**Required work**
Scan the data. Collect each line that contains the word "active".

+++

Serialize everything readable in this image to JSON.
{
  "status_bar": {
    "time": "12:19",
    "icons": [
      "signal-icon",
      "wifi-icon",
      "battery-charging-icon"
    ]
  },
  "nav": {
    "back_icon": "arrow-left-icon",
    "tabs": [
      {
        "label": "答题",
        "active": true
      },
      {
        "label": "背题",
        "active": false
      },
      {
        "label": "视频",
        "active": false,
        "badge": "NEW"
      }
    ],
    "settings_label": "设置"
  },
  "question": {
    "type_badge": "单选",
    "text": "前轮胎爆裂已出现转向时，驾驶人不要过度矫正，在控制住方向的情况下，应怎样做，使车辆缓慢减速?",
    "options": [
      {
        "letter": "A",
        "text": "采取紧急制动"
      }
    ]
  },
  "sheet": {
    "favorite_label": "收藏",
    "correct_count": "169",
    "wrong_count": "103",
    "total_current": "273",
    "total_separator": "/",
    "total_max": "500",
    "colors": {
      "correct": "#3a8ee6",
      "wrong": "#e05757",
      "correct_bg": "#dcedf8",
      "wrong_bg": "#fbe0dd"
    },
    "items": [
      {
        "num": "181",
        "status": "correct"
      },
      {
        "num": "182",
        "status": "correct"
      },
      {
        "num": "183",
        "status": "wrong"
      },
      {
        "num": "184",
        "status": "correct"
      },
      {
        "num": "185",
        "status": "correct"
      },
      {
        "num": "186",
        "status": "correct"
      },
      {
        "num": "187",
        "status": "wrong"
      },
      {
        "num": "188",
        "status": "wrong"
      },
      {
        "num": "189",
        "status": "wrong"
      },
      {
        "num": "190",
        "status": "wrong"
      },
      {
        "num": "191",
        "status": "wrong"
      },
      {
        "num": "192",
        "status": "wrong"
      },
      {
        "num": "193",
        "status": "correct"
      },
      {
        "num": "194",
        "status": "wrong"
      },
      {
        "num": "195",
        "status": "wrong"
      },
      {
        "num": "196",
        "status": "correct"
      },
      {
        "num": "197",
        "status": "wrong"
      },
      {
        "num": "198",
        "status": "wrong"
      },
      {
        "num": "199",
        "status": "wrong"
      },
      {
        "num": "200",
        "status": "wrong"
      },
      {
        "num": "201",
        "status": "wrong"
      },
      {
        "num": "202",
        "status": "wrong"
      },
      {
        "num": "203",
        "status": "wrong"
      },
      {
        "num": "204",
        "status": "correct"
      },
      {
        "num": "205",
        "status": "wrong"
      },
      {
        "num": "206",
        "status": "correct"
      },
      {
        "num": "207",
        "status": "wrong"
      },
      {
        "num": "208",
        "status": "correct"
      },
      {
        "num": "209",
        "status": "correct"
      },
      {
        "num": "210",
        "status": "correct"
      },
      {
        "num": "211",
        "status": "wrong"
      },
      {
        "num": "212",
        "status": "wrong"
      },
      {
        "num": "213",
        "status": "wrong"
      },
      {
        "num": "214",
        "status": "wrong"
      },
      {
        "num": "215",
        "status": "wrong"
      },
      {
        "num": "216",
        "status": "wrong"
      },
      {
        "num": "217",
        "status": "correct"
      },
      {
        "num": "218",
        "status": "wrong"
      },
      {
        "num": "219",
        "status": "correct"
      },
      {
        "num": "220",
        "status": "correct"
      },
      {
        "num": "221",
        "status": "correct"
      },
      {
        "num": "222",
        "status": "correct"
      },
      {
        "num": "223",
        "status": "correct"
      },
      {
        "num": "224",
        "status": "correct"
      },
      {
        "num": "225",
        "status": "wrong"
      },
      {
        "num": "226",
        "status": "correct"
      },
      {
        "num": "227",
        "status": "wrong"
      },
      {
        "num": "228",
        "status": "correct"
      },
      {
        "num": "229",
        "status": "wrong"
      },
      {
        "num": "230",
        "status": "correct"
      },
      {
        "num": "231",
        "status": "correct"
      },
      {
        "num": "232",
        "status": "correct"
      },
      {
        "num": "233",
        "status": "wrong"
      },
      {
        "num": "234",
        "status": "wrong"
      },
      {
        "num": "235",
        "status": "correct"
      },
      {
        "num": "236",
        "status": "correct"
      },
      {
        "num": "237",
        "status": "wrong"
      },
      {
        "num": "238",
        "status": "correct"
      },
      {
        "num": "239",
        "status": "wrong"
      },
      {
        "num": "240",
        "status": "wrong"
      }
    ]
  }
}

+++

**Complete response**
        "active": true
        "active": false
        "active": false,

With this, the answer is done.